• Input:
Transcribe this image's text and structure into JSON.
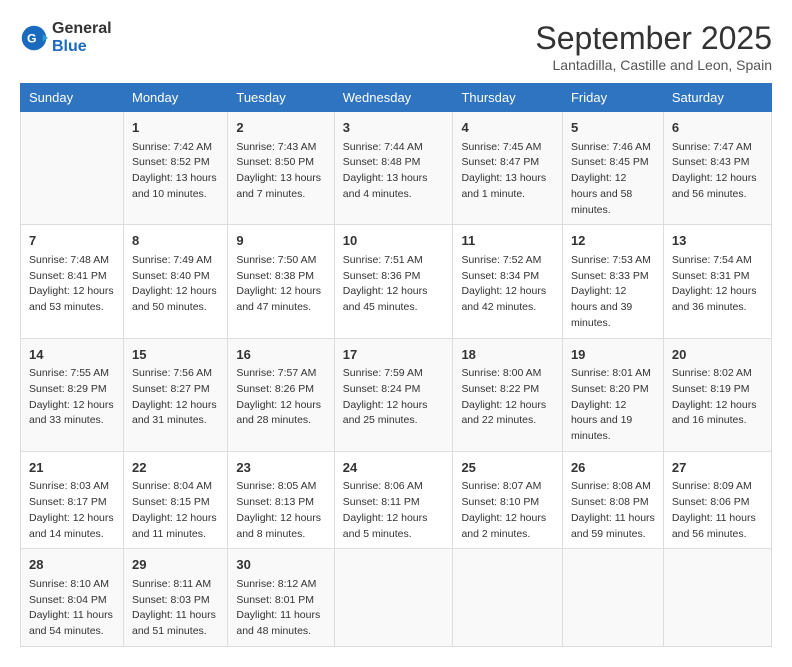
{
  "logo": {
    "general": "General",
    "blue": "Blue"
  },
  "title": "September 2025",
  "subtitle": "Lantadilla, Castille and Leon, Spain",
  "days_of_week": [
    "Sunday",
    "Monday",
    "Tuesday",
    "Wednesday",
    "Thursday",
    "Friday",
    "Saturday"
  ],
  "weeks": [
    [
      {
        "day": "",
        "sunrise": "",
        "sunset": "",
        "daylight": ""
      },
      {
        "day": "1",
        "sunrise": "Sunrise: 7:42 AM",
        "sunset": "Sunset: 8:52 PM",
        "daylight": "Daylight: 13 hours and 10 minutes."
      },
      {
        "day": "2",
        "sunrise": "Sunrise: 7:43 AM",
        "sunset": "Sunset: 8:50 PM",
        "daylight": "Daylight: 13 hours and 7 minutes."
      },
      {
        "day": "3",
        "sunrise": "Sunrise: 7:44 AM",
        "sunset": "Sunset: 8:48 PM",
        "daylight": "Daylight: 13 hours and 4 minutes."
      },
      {
        "day": "4",
        "sunrise": "Sunrise: 7:45 AM",
        "sunset": "Sunset: 8:47 PM",
        "daylight": "Daylight: 13 hours and 1 minute."
      },
      {
        "day": "5",
        "sunrise": "Sunrise: 7:46 AM",
        "sunset": "Sunset: 8:45 PM",
        "daylight": "Daylight: 12 hours and 58 minutes."
      },
      {
        "day": "6",
        "sunrise": "Sunrise: 7:47 AM",
        "sunset": "Sunset: 8:43 PM",
        "daylight": "Daylight: 12 hours and 56 minutes."
      }
    ],
    [
      {
        "day": "7",
        "sunrise": "Sunrise: 7:48 AM",
        "sunset": "Sunset: 8:41 PM",
        "daylight": "Daylight: 12 hours and 53 minutes."
      },
      {
        "day": "8",
        "sunrise": "Sunrise: 7:49 AM",
        "sunset": "Sunset: 8:40 PM",
        "daylight": "Daylight: 12 hours and 50 minutes."
      },
      {
        "day": "9",
        "sunrise": "Sunrise: 7:50 AM",
        "sunset": "Sunset: 8:38 PM",
        "daylight": "Daylight: 12 hours and 47 minutes."
      },
      {
        "day": "10",
        "sunrise": "Sunrise: 7:51 AM",
        "sunset": "Sunset: 8:36 PM",
        "daylight": "Daylight: 12 hours and 45 minutes."
      },
      {
        "day": "11",
        "sunrise": "Sunrise: 7:52 AM",
        "sunset": "Sunset: 8:34 PM",
        "daylight": "Daylight: 12 hours and 42 minutes."
      },
      {
        "day": "12",
        "sunrise": "Sunrise: 7:53 AM",
        "sunset": "Sunset: 8:33 PM",
        "daylight": "Daylight: 12 hours and 39 minutes."
      },
      {
        "day": "13",
        "sunrise": "Sunrise: 7:54 AM",
        "sunset": "Sunset: 8:31 PM",
        "daylight": "Daylight: 12 hours and 36 minutes."
      }
    ],
    [
      {
        "day": "14",
        "sunrise": "Sunrise: 7:55 AM",
        "sunset": "Sunset: 8:29 PM",
        "daylight": "Daylight: 12 hours and 33 minutes."
      },
      {
        "day": "15",
        "sunrise": "Sunrise: 7:56 AM",
        "sunset": "Sunset: 8:27 PM",
        "daylight": "Daylight: 12 hours and 31 minutes."
      },
      {
        "day": "16",
        "sunrise": "Sunrise: 7:57 AM",
        "sunset": "Sunset: 8:26 PM",
        "daylight": "Daylight: 12 hours and 28 minutes."
      },
      {
        "day": "17",
        "sunrise": "Sunrise: 7:59 AM",
        "sunset": "Sunset: 8:24 PM",
        "daylight": "Daylight: 12 hours and 25 minutes."
      },
      {
        "day": "18",
        "sunrise": "Sunrise: 8:00 AM",
        "sunset": "Sunset: 8:22 PM",
        "daylight": "Daylight: 12 hours and 22 minutes."
      },
      {
        "day": "19",
        "sunrise": "Sunrise: 8:01 AM",
        "sunset": "Sunset: 8:20 PM",
        "daylight": "Daylight: 12 hours and 19 minutes."
      },
      {
        "day": "20",
        "sunrise": "Sunrise: 8:02 AM",
        "sunset": "Sunset: 8:19 PM",
        "daylight": "Daylight: 12 hours and 16 minutes."
      }
    ],
    [
      {
        "day": "21",
        "sunrise": "Sunrise: 8:03 AM",
        "sunset": "Sunset: 8:17 PM",
        "daylight": "Daylight: 12 hours and 14 minutes."
      },
      {
        "day": "22",
        "sunrise": "Sunrise: 8:04 AM",
        "sunset": "Sunset: 8:15 PM",
        "daylight": "Daylight: 12 hours and 11 minutes."
      },
      {
        "day": "23",
        "sunrise": "Sunrise: 8:05 AM",
        "sunset": "Sunset: 8:13 PM",
        "daylight": "Daylight: 12 hours and 8 minutes."
      },
      {
        "day": "24",
        "sunrise": "Sunrise: 8:06 AM",
        "sunset": "Sunset: 8:11 PM",
        "daylight": "Daylight: 12 hours and 5 minutes."
      },
      {
        "day": "25",
        "sunrise": "Sunrise: 8:07 AM",
        "sunset": "Sunset: 8:10 PM",
        "daylight": "Daylight: 12 hours and 2 minutes."
      },
      {
        "day": "26",
        "sunrise": "Sunrise: 8:08 AM",
        "sunset": "Sunset: 8:08 PM",
        "daylight": "Daylight: 11 hours and 59 minutes."
      },
      {
        "day": "27",
        "sunrise": "Sunrise: 8:09 AM",
        "sunset": "Sunset: 8:06 PM",
        "daylight": "Daylight: 11 hours and 56 minutes."
      }
    ],
    [
      {
        "day": "28",
        "sunrise": "Sunrise: 8:10 AM",
        "sunset": "Sunset: 8:04 PM",
        "daylight": "Daylight: 11 hours and 54 minutes."
      },
      {
        "day": "29",
        "sunrise": "Sunrise: 8:11 AM",
        "sunset": "Sunset: 8:03 PM",
        "daylight": "Daylight: 11 hours and 51 minutes."
      },
      {
        "day": "30",
        "sunrise": "Sunrise: 8:12 AM",
        "sunset": "Sunset: 8:01 PM",
        "daylight": "Daylight: 11 hours and 48 minutes."
      },
      {
        "day": "",
        "sunrise": "",
        "sunset": "",
        "daylight": ""
      },
      {
        "day": "",
        "sunrise": "",
        "sunset": "",
        "daylight": ""
      },
      {
        "day": "",
        "sunrise": "",
        "sunset": "",
        "daylight": ""
      },
      {
        "day": "",
        "sunrise": "",
        "sunset": "",
        "daylight": ""
      }
    ]
  ]
}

• Exercise prompt: Copy the whole listing above word for word but do not carry over the pictures.

• Task output:
Transcribe this image's text and structure into JSON.
{
  "logo": {
    "general": "General",
    "blue": "Blue"
  },
  "title": "September 2025",
  "subtitle": "Lantadilla, Castille and Leon, Spain",
  "days_of_week": [
    "Sunday",
    "Monday",
    "Tuesday",
    "Wednesday",
    "Thursday",
    "Friday",
    "Saturday"
  ],
  "weeks": [
    [
      {
        "day": "",
        "sunrise": "",
        "sunset": "",
        "daylight": ""
      },
      {
        "day": "1",
        "sunrise": "Sunrise: 7:42 AM",
        "sunset": "Sunset: 8:52 PM",
        "daylight": "Daylight: 13 hours and 10 minutes."
      },
      {
        "day": "2",
        "sunrise": "Sunrise: 7:43 AM",
        "sunset": "Sunset: 8:50 PM",
        "daylight": "Daylight: 13 hours and 7 minutes."
      },
      {
        "day": "3",
        "sunrise": "Sunrise: 7:44 AM",
        "sunset": "Sunset: 8:48 PM",
        "daylight": "Daylight: 13 hours and 4 minutes."
      },
      {
        "day": "4",
        "sunrise": "Sunrise: 7:45 AM",
        "sunset": "Sunset: 8:47 PM",
        "daylight": "Daylight: 13 hours and 1 minute."
      },
      {
        "day": "5",
        "sunrise": "Sunrise: 7:46 AM",
        "sunset": "Sunset: 8:45 PM",
        "daylight": "Daylight: 12 hours and 58 minutes."
      },
      {
        "day": "6",
        "sunrise": "Sunrise: 7:47 AM",
        "sunset": "Sunset: 8:43 PM",
        "daylight": "Daylight: 12 hours and 56 minutes."
      }
    ],
    [
      {
        "day": "7",
        "sunrise": "Sunrise: 7:48 AM",
        "sunset": "Sunset: 8:41 PM",
        "daylight": "Daylight: 12 hours and 53 minutes."
      },
      {
        "day": "8",
        "sunrise": "Sunrise: 7:49 AM",
        "sunset": "Sunset: 8:40 PM",
        "daylight": "Daylight: 12 hours and 50 minutes."
      },
      {
        "day": "9",
        "sunrise": "Sunrise: 7:50 AM",
        "sunset": "Sunset: 8:38 PM",
        "daylight": "Daylight: 12 hours and 47 minutes."
      },
      {
        "day": "10",
        "sunrise": "Sunrise: 7:51 AM",
        "sunset": "Sunset: 8:36 PM",
        "daylight": "Daylight: 12 hours and 45 minutes."
      },
      {
        "day": "11",
        "sunrise": "Sunrise: 7:52 AM",
        "sunset": "Sunset: 8:34 PM",
        "daylight": "Daylight: 12 hours and 42 minutes."
      },
      {
        "day": "12",
        "sunrise": "Sunrise: 7:53 AM",
        "sunset": "Sunset: 8:33 PM",
        "daylight": "Daylight: 12 hours and 39 minutes."
      },
      {
        "day": "13",
        "sunrise": "Sunrise: 7:54 AM",
        "sunset": "Sunset: 8:31 PM",
        "daylight": "Daylight: 12 hours and 36 minutes."
      }
    ],
    [
      {
        "day": "14",
        "sunrise": "Sunrise: 7:55 AM",
        "sunset": "Sunset: 8:29 PM",
        "daylight": "Daylight: 12 hours and 33 minutes."
      },
      {
        "day": "15",
        "sunrise": "Sunrise: 7:56 AM",
        "sunset": "Sunset: 8:27 PM",
        "daylight": "Daylight: 12 hours and 31 minutes."
      },
      {
        "day": "16",
        "sunrise": "Sunrise: 7:57 AM",
        "sunset": "Sunset: 8:26 PM",
        "daylight": "Daylight: 12 hours and 28 minutes."
      },
      {
        "day": "17",
        "sunrise": "Sunrise: 7:59 AM",
        "sunset": "Sunset: 8:24 PM",
        "daylight": "Daylight: 12 hours and 25 minutes."
      },
      {
        "day": "18",
        "sunrise": "Sunrise: 8:00 AM",
        "sunset": "Sunset: 8:22 PM",
        "daylight": "Daylight: 12 hours and 22 minutes."
      },
      {
        "day": "19",
        "sunrise": "Sunrise: 8:01 AM",
        "sunset": "Sunset: 8:20 PM",
        "daylight": "Daylight: 12 hours and 19 minutes."
      },
      {
        "day": "20",
        "sunrise": "Sunrise: 8:02 AM",
        "sunset": "Sunset: 8:19 PM",
        "daylight": "Daylight: 12 hours and 16 minutes."
      }
    ],
    [
      {
        "day": "21",
        "sunrise": "Sunrise: 8:03 AM",
        "sunset": "Sunset: 8:17 PM",
        "daylight": "Daylight: 12 hours and 14 minutes."
      },
      {
        "day": "22",
        "sunrise": "Sunrise: 8:04 AM",
        "sunset": "Sunset: 8:15 PM",
        "daylight": "Daylight: 12 hours and 11 minutes."
      },
      {
        "day": "23",
        "sunrise": "Sunrise: 8:05 AM",
        "sunset": "Sunset: 8:13 PM",
        "daylight": "Daylight: 12 hours and 8 minutes."
      },
      {
        "day": "24",
        "sunrise": "Sunrise: 8:06 AM",
        "sunset": "Sunset: 8:11 PM",
        "daylight": "Daylight: 12 hours and 5 minutes."
      },
      {
        "day": "25",
        "sunrise": "Sunrise: 8:07 AM",
        "sunset": "Sunset: 8:10 PM",
        "daylight": "Daylight: 12 hours and 2 minutes."
      },
      {
        "day": "26",
        "sunrise": "Sunrise: 8:08 AM",
        "sunset": "Sunset: 8:08 PM",
        "daylight": "Daylight: 11 hours and 59 minutes."
      },
      {
        "day": "27",
        "sunrise": "Sunrise: 8:09 AM",
        "sunset": "Sunset: 8:06 PM",
        "daylight": "Daylight: 11 hours and 56 minutes."
      }
    ],
    [
      {
        "day": "28",
        "sunrise": "Sunrise: 8:10 AM",
        "sunset": "Sunset: 8:04 PM",
        "daylight": "Daylight: 11 hours and 54 minutes."
      },
      {
        "day": "29",
        "sunrise": "Sunrise: 8:11 AM",
        "sunset": "Sunset: 8:03 PM",
        "daylight": "Daylight: 11 hours and 51 minutes."
      },
      {
        "day": "30",
        "sunrise": "Sunrise: 8:12 AM",
        "sunset": "Sunset: 8:01 PM",
        "daylight": "Daylight: 11 hours and 48 minutes."
      },
      {
        "day": "",
        "sunrise": "",
        "sunset": "",
        "daylight": ""
      },
      {
        "day": "",
        "sunrise": "",
        "sunset": "",
        "daylight": ""
      },
      {
        "day": "",
        "sunrise": "",
        "sunset": "",
        "daylight": ""
      },
      {
        "day": "",
        "sunrise": "",
        "sunset": "",
        "daylight": ""
      }
    ]
  ]
}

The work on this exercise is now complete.